**Extract**
-- -- --

Topic: Complex Aggregations and Pivot Operations

PySpark Advanced Interview Series

Module 12: Complex Aggregations — Multi-Dimensional Analysis

GoogleMicrosoftDifficulty: Hard

Interview Question

"At Google, we build multi-dimensional analytical cubes using rollup and cube operations. Walk us through the difference between rollup, cube, and grouping sets, and demonstrate how you would pivot a sales dataset to create a cross-tabulation report." — Google Data Engineer Interview

"At Microsoft, we use complex aggregations for business intelligence. Explain how pivot and unpivot work, how you would compute running totals with groupBy, and what performance implications aggregation strategies have at scale." — Microsoft Senior Data Engineer Interview

Aggregation Fundamentals

Basic groupBy

from pyspark.sql import SparkSession
from pyspark.sql.functions import (
    col, sum, avg, count, min, max, 
    collect_list, collect_set, first, last,
    percentile_approx, stddev, variance
)

spark = SparkSession.builder.appName("AggInterview").getOrCreate()

# Create sample sales data
sales_data = [
    ("2024-01", "Electronics", "Laptop", "North", 1200),
    ("2024-01", "Electronics", "Phone", "North", 800),
    ("2024-01", "Clothing", "Shirt", "North", 50),
    ("2024-02", "Electronics", "Laptop", "South", 1300),
    ("2024-02", "Electronics", "Phone", "South", 850),
    ("2024-02", "Clothing", "Shirt", "South", 55),
    ("2024-01", "Electronics", "Laptop", "East", 1100),
    ("2024-01", "Clothing", "Shirt", "East", 45),
    ("2024-02", "Electronics", "Phone", "East", 780),
]

df = spark.createDataFrame(sales_data, 
    ["month", "category", "product", "region", "revenue"])

# Basic aggregation
df.groupBy("category").agg(
    sum("revenue").alias("total_revenue"),
    avg("revenue").alias("avg_revenue"),
    count("*").alias("transaction_count")
).show()

rollup()

Computes hierarchical subtotals from the most detailed to the most general level.

-- -- --

**Dataset rows**
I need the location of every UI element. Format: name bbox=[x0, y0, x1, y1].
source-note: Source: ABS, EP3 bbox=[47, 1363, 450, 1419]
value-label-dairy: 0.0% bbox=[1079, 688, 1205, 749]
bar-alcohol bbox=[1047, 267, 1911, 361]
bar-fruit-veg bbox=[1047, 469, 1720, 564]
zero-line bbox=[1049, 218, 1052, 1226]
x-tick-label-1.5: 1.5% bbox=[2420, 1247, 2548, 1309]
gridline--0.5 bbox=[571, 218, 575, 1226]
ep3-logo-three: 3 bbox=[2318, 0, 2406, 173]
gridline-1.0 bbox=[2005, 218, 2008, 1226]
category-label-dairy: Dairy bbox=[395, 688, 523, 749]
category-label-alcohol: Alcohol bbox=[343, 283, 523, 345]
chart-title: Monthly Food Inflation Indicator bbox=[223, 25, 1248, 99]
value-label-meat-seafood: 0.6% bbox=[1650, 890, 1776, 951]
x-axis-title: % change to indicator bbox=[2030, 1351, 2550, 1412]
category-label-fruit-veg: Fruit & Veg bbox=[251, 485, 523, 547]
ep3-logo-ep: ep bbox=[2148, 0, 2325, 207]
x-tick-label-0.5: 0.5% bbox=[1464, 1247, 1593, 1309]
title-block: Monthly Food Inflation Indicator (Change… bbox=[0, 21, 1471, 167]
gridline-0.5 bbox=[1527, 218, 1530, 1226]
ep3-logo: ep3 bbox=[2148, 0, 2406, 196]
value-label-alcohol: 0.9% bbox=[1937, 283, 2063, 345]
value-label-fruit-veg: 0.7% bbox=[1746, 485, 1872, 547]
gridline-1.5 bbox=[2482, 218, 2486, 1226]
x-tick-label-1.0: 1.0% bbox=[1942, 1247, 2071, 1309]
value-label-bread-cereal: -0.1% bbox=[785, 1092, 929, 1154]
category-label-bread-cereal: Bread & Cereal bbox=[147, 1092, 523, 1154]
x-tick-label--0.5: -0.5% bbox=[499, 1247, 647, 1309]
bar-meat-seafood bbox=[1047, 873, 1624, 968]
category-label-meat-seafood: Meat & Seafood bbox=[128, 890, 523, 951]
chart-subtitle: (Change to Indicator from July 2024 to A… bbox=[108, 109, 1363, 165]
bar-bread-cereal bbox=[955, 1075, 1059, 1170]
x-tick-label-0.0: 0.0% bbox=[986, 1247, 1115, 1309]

-- -- --

**What to work on**
[1] What column names does the PySpark aggregation page give the sample sales data when it calls createDataFrame?
[2] Retype the stretch of the PySpark aggregation page from "# Basic aggregation" through "most general level.".

**Task responses**
[1] month, category, product, region, revenue

[2]
# Basic aggregation
df.groupBy("category").agg(
    sum("revenue").alias("total_revenue"),
    avg("revenue").alias("avg_revenue"),
    count("*").alias("transaction_count")
).show()

rollup()

Computes hierarchical subtotals from the most detailed to the most general level.